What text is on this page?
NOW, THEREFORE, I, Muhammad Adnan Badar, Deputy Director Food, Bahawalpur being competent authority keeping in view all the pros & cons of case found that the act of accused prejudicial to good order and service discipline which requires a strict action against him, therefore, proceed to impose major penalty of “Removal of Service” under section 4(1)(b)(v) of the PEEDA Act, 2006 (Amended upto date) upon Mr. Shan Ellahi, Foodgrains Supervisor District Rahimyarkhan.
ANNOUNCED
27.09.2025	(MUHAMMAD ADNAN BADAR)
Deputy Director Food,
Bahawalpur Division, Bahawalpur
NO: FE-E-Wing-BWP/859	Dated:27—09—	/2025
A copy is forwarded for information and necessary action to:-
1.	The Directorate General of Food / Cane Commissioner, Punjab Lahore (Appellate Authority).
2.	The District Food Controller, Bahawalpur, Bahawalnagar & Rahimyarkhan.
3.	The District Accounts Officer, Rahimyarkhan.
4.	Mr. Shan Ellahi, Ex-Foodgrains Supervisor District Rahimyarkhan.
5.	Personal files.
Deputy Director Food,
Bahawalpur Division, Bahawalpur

■ ■ ■ ■ ■

WORK TO DO
Identify the lines of the entries containing the string "action". Copy each such line.

ANSWER TO THIS EXERCISE
NOW, THEREFORE, I, Muhammad Adnan Badar, Deputy Director Food, Bahawalpur being competent authority keeping in view all the pros & cons of case found that the act of accused prejudicial to good order and service discipline which requires a strict action against him, therefore, proceed to impose major penalty of “Removal of Service” under section 4(1)(b)(v) of the PEEDA Act, 2006 (Amended upto date) upon Mr. Shan Ellahi, Foodgrains Supervisor District Rahimyarkhan.
A copy is forwarded for information and necessary action to:-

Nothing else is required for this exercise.